[EXTRACT]:
“People Pleasing”
People in general want to be liked by others. They want to feel connected. I believe most people are inherently
good. Still, they don’t want to show
everyone completely who they are for fear that people won’t like them. They seem to hide some emotions or things
that they’re insecure about.
Led by fear, many downplay or disregard their own
opinions or feelings. They may go along
with whatever another person thinks or wants.
They become so afraid of rejection that they close up, get quiet, and
don’t act like their normal selves.
Without ability to express opinions or feelings, the result is
people-pleasing, possible resentment that others can’t mind read, and inability
to express one’s true self or get one’s own needs met.
“Barbie Face”
Have you ever tried to express sympathy to someone going
through a hard time and the person smiles and says, “It’s all right,” or laughs
through it? It is common for many to
think they need to act happy all the time.
Those with this mentality may have been raised with this
expectation. What comes across as
perfectly normal to them is often superficial to others. They feel like they have to keep a smile on
their faces even when talking about hard things.
Much accredited to Toy Story, I describe people like this
as having the “Barbie Face.” People may
react this way to try to avoid feeling negative emotions or at least to hide
any negative emotion from others. They
may fear that others will assume they are “doom and gloom.” The reason for fake smiling is that it can be
uncomfortable for them to express how they really feel, partly out of fear of
how others would react.
Feeling negative emotions is an important part of
life. It is more normal to be able to
express those feelings rather than to bottle them up or smile them away.
Vulnerability
What are we afraid of?
Only each person can answer for himself.
I imagine that for many, it may be fear of offending people, fear of
difference of opinion, fear of rejection, or fear of not being validated. When I have not been genuine, I realize I’m
trying to protect myself or others, but all I’m really doing is lying to avoid
feeling vulnerable.

[TRY IT]:
Under the heading "Vulnerability" in the passage above about hiding one's feelings, list each fear the writer imagines many people may have.

[STORED DATA]:
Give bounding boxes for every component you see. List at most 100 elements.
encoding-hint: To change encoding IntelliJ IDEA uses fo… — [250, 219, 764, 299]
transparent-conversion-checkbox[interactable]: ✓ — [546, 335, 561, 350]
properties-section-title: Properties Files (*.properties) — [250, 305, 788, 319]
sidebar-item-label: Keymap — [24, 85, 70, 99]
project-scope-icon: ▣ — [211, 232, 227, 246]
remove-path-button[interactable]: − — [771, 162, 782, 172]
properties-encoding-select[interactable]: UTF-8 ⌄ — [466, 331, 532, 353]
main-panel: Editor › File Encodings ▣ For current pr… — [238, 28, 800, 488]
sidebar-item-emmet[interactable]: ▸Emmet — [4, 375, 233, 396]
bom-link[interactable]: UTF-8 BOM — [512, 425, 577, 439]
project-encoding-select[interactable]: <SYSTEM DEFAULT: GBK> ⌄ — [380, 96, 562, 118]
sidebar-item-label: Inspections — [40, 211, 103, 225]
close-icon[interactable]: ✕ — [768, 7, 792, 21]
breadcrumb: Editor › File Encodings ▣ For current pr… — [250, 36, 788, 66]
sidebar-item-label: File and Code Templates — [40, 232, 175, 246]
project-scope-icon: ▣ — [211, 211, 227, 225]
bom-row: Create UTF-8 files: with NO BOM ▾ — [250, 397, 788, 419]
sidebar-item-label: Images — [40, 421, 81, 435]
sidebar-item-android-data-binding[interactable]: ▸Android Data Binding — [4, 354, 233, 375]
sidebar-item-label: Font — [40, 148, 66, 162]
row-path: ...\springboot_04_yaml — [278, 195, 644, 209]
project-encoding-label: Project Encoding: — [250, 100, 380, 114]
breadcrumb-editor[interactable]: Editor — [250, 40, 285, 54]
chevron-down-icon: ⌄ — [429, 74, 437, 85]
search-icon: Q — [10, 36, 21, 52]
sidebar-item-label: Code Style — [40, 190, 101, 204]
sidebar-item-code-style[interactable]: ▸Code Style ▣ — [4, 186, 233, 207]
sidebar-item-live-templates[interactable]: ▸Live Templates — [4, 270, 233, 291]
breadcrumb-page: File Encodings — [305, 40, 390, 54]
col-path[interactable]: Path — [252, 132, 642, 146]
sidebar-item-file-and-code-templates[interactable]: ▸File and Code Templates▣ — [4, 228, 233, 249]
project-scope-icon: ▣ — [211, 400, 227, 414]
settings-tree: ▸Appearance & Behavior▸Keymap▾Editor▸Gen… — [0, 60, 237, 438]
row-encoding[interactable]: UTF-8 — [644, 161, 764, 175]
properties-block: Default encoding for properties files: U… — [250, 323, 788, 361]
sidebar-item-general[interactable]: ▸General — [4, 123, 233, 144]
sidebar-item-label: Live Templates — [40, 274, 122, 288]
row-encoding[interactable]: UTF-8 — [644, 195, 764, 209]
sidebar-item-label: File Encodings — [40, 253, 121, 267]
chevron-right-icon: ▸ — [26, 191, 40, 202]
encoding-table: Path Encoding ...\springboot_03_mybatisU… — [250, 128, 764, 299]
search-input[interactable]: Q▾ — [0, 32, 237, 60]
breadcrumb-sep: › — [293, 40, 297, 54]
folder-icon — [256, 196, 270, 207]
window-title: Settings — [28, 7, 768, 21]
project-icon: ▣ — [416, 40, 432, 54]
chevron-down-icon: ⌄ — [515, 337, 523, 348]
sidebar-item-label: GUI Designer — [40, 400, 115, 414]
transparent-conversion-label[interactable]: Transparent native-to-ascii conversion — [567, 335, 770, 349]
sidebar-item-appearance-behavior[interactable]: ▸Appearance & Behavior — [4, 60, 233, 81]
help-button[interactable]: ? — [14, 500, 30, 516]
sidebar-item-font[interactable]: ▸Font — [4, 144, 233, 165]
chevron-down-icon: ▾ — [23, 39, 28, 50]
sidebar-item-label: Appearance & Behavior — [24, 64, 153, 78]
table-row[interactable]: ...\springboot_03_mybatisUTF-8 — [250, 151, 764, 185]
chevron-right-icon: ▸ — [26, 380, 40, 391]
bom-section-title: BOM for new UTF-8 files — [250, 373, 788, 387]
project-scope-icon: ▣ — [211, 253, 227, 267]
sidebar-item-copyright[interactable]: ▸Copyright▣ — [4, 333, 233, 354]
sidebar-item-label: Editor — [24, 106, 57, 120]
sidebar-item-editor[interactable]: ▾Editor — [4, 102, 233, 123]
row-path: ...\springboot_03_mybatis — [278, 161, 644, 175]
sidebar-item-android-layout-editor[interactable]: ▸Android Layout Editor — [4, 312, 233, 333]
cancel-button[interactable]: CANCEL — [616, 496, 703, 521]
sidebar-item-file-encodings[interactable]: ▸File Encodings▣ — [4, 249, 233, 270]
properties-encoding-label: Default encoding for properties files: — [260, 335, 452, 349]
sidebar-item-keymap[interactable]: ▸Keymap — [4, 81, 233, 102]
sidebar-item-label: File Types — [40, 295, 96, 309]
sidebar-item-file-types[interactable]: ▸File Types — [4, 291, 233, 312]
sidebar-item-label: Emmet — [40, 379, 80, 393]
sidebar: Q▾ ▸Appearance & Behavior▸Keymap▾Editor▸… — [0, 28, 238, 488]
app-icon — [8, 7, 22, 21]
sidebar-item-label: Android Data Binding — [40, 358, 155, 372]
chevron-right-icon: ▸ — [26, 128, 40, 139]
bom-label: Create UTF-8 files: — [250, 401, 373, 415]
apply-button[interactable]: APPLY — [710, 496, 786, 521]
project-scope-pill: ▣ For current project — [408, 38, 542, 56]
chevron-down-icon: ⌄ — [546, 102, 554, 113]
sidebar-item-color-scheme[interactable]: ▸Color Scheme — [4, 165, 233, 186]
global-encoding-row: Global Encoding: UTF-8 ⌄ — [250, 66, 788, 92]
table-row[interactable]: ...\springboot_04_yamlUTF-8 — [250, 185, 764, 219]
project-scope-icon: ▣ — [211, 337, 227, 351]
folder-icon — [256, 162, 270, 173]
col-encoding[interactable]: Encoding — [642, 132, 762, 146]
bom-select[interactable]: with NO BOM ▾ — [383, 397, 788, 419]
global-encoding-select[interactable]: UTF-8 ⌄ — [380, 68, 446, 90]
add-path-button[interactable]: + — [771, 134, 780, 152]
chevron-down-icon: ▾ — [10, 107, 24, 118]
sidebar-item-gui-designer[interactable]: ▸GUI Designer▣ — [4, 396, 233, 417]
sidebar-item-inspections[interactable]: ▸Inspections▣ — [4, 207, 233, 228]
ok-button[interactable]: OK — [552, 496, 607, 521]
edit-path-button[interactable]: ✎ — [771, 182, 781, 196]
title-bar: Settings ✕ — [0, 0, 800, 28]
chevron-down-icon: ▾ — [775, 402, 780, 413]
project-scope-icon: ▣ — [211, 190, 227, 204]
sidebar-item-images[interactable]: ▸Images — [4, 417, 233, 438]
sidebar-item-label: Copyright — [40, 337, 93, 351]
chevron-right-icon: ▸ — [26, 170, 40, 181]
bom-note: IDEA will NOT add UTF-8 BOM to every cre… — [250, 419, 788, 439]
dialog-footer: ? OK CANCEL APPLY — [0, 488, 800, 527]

[RESULT OF THIS TASK]:
- Fear of offending people
- Fear of difference of opinion
- Fear of rejection
- Fear of not being validated